- _TO BE DONE_
Wherever the word "ylabel" turns up in a line of the entries, copy that line.

- _Figure record extracts_
____

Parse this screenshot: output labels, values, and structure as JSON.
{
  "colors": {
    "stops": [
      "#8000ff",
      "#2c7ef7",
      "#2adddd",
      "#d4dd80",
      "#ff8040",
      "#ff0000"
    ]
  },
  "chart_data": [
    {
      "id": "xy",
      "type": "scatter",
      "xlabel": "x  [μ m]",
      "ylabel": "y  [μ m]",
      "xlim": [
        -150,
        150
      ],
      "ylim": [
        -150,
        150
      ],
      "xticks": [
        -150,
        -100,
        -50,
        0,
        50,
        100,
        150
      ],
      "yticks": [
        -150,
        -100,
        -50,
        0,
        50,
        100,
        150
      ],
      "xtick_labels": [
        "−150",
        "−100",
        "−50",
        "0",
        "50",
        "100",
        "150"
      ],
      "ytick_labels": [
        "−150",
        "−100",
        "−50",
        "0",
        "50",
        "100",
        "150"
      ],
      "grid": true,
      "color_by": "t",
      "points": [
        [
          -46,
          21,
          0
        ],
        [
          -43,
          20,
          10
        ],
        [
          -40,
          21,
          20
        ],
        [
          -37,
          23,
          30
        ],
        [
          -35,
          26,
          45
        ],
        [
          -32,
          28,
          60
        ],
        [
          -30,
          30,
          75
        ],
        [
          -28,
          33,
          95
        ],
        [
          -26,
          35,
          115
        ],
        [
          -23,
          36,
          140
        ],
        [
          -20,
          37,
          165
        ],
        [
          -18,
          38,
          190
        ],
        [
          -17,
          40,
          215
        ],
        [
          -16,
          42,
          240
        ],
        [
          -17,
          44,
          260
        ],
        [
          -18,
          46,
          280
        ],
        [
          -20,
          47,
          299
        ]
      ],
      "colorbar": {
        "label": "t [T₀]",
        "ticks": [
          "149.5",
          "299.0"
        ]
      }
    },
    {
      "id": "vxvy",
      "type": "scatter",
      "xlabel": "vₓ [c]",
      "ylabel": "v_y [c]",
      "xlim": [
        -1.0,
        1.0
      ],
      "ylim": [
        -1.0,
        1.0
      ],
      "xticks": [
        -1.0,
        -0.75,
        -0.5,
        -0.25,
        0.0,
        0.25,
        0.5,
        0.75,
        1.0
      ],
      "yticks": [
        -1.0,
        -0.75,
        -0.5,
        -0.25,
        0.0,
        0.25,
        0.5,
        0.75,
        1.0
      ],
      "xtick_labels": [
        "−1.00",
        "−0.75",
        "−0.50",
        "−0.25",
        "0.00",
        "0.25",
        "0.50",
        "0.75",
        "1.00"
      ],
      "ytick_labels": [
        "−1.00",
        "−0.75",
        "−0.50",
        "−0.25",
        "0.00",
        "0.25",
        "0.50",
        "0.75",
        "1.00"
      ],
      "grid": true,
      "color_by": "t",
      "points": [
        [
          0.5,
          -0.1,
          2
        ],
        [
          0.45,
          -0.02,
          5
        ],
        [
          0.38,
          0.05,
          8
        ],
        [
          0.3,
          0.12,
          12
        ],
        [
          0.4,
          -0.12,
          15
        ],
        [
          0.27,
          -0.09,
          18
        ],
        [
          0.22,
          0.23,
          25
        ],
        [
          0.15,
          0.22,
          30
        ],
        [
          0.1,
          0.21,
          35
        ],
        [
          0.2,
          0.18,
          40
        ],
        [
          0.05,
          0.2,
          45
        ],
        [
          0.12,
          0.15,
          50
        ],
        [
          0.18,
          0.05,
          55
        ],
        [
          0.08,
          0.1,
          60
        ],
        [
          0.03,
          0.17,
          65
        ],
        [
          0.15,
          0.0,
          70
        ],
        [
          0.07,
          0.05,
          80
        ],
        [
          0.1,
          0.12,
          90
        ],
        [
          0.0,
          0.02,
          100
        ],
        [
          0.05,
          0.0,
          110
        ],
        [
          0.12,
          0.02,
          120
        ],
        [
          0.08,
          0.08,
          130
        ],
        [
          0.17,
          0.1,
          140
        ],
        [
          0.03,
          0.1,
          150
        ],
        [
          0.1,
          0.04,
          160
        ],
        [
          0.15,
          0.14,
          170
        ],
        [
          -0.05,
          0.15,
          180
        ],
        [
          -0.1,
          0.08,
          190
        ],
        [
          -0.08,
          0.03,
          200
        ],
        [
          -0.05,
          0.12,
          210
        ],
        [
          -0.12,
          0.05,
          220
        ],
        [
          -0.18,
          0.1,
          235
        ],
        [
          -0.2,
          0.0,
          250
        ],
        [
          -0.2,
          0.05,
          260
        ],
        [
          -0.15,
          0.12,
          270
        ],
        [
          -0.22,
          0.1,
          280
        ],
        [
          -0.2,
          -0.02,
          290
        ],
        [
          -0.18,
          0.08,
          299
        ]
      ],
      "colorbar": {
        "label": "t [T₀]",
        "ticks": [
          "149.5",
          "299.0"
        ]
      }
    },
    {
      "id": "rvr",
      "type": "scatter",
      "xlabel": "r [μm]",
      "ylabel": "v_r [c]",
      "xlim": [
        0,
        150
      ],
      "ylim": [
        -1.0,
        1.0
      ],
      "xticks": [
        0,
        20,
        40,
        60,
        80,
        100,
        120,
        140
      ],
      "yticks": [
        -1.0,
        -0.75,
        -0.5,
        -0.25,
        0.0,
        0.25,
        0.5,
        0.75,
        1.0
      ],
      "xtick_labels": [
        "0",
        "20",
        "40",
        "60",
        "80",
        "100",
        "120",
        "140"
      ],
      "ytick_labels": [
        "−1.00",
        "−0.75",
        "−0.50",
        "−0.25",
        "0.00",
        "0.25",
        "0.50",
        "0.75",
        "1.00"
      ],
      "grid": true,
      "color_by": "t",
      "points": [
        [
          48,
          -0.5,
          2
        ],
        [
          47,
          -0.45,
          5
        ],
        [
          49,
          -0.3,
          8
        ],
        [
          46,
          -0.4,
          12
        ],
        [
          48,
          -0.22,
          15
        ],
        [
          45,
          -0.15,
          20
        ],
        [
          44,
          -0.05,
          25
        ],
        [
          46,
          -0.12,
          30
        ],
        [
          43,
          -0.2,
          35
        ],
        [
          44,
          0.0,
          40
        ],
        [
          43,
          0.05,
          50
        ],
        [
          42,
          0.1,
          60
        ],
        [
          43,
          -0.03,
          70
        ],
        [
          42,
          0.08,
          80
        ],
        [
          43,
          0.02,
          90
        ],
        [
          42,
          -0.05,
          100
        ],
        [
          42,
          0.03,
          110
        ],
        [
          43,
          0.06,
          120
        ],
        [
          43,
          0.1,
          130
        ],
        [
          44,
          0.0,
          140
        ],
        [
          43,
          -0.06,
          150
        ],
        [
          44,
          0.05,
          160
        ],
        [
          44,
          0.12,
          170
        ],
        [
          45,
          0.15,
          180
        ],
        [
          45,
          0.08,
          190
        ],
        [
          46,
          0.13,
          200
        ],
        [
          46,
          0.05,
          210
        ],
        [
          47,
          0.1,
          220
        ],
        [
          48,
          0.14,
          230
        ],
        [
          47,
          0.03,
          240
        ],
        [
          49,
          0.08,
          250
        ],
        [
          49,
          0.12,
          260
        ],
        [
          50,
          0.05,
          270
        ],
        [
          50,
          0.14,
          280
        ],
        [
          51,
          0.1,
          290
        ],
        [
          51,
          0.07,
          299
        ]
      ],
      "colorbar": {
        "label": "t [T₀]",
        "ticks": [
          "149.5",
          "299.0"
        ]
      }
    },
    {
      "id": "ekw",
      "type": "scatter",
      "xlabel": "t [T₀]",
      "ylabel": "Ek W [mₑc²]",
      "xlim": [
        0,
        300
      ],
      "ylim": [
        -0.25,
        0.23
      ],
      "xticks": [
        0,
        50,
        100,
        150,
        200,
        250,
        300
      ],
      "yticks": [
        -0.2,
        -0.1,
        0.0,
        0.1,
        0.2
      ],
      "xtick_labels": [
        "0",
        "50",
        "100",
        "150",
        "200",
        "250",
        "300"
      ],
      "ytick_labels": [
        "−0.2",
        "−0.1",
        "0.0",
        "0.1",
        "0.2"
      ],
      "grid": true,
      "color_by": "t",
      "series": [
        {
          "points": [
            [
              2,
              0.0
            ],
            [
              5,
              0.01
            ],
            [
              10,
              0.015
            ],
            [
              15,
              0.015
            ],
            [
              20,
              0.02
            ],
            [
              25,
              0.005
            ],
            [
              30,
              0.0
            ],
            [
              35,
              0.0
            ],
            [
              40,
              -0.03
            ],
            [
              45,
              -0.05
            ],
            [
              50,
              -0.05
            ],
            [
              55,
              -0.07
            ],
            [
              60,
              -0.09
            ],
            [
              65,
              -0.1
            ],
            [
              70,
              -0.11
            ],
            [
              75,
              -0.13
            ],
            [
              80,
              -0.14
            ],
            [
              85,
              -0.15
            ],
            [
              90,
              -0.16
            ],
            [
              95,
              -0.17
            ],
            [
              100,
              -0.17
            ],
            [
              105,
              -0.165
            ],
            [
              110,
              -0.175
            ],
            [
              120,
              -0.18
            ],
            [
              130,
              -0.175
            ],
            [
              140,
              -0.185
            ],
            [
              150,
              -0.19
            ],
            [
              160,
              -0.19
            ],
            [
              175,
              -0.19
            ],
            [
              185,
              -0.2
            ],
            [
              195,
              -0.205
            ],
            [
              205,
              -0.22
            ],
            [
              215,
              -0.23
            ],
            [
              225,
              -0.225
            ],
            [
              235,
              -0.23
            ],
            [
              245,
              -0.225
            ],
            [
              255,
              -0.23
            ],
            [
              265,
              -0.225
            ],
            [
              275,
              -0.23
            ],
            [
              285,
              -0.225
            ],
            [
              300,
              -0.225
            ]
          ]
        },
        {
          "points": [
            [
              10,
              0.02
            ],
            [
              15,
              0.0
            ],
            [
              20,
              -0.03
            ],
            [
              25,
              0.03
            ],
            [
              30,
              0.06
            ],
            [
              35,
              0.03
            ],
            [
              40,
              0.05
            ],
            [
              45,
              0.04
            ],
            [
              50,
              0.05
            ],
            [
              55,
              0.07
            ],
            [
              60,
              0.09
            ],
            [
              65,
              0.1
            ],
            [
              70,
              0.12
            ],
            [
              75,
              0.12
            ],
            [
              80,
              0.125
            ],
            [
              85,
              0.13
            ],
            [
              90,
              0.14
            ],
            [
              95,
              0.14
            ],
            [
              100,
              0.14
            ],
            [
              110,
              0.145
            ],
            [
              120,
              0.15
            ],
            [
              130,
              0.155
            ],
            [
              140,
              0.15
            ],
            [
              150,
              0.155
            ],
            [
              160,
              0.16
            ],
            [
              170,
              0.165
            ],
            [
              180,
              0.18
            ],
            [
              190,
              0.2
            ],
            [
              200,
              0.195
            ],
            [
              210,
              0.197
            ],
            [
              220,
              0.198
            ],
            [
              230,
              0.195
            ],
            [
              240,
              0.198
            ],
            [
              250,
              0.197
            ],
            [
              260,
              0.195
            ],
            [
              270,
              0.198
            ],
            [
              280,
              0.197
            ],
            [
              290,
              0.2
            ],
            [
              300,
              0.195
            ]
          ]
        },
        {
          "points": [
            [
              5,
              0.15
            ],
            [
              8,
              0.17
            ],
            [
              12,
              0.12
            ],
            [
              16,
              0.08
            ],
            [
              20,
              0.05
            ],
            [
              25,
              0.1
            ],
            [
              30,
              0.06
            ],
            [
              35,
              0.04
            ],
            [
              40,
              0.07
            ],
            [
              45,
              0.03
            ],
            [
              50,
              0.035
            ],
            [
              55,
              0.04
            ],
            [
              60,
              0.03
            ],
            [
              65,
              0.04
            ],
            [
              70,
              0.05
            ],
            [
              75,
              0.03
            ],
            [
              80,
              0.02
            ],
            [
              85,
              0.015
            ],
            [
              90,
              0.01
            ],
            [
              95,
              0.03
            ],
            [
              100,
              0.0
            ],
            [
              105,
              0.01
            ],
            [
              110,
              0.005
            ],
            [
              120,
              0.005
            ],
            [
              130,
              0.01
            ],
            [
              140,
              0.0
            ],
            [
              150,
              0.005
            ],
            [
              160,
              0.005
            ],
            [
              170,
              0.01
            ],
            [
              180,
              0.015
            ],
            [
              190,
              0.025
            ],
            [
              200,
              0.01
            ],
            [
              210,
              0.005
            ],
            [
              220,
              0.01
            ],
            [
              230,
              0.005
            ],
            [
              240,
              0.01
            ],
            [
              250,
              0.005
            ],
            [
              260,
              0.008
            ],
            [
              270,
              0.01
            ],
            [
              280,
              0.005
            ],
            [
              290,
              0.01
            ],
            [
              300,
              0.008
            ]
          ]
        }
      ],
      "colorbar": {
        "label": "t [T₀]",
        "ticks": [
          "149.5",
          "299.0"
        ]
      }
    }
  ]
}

____

- _FINISHED TASK_
      "ylabel": "y  [μ m]",
      "ylabel": "v_y [c]",
      "ylabel": "v_r [c]",
      "ylabel": "Ek W [mₑc²]",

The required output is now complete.